Is this ever the lesson of the last week! I cannot even tell you how many opportunities I had to practice patience – it was kinda exhausting ;) I am happy to report that my eBook is currently in the hands of a new InDesign eBook expert and should be ready in time to launch tomorrow night for my birthday! As much as I wanted to launch last week it will be pretty special to launch my first book on my birthday.
Ah! And if you are on the blog right now you might have noticed that there is a navigation bar at the top under my twitter feed. That is because my new site is currently LIVE! We just went live like an hour ago. I can’t believe it. I am so happy! Tomorrow I will send out a formal eNewsletter with the site launch and eBook (hopefully). It’s been a long while coming and I am glad everything is finally coming together.

**WORK INSTRUCTIONS:**
1. List every sentence in the blog post that ends with an exclamation mark.
2. Write out the blog post word for word, taking everything from "Is this ever" down to "on my birthday.".
3. According to the blog post, why might a reader now see a navigation bar at the top of the blog under the twitter feed?

**DATA LINES:**
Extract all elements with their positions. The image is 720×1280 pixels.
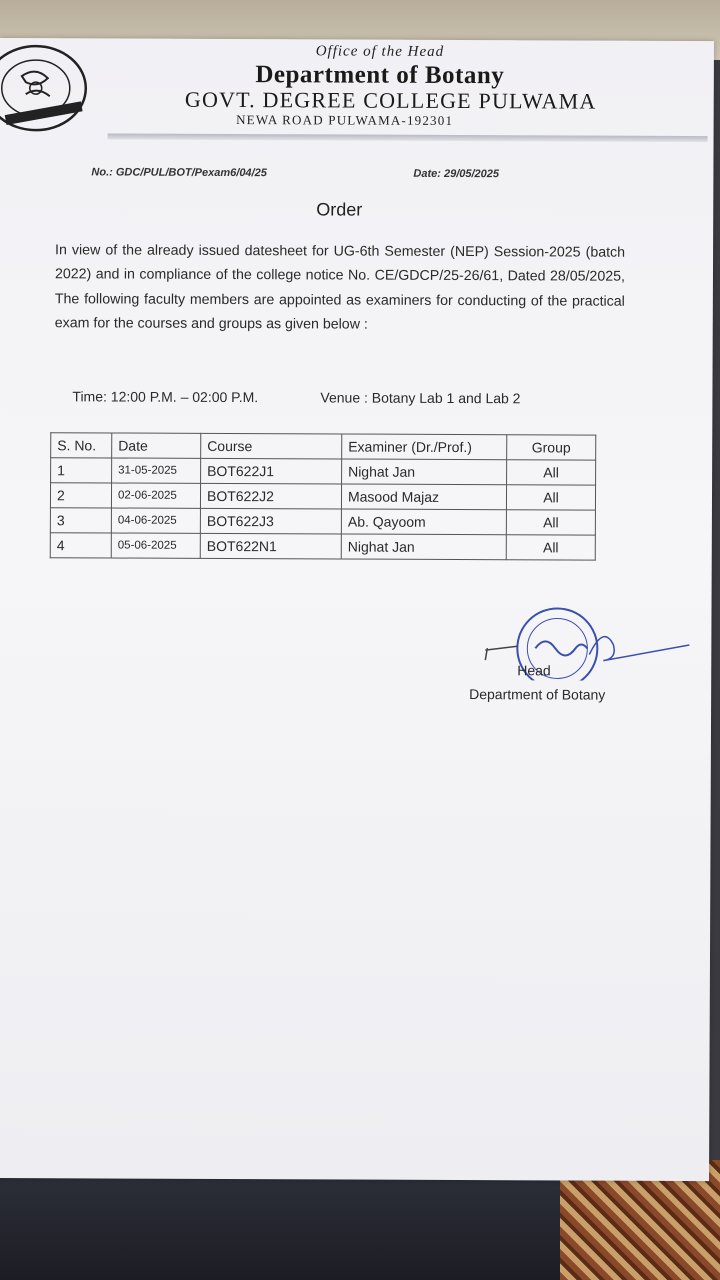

**EXERCISE SOLUTIONS:**
1.
- Is this ever the lesson of the last week!
- I am happy to report that my eBook is currently in the hands of a new InDesign eBook expert and should be ready in time to launch tomorrow night for my birthday!
- Ah!
- That is because my new site is currently LIVE!
- I am so happy!

2.
Is this ever the lesson of the last week! I cannot even tell you how many opportunities I had to practice patience – it was kinda exhausting ;) I am happy to report that my eBook is currently in the hands of a new InDesign eBook expert and should be ready in time to launch tomorrow night for my birthday! As much as I wanted to launch last week it will be pretty special to launch my first book on my birthday.

3. The navigation bar is there because the writer's new site is now live. It went live about an hour before the post was written.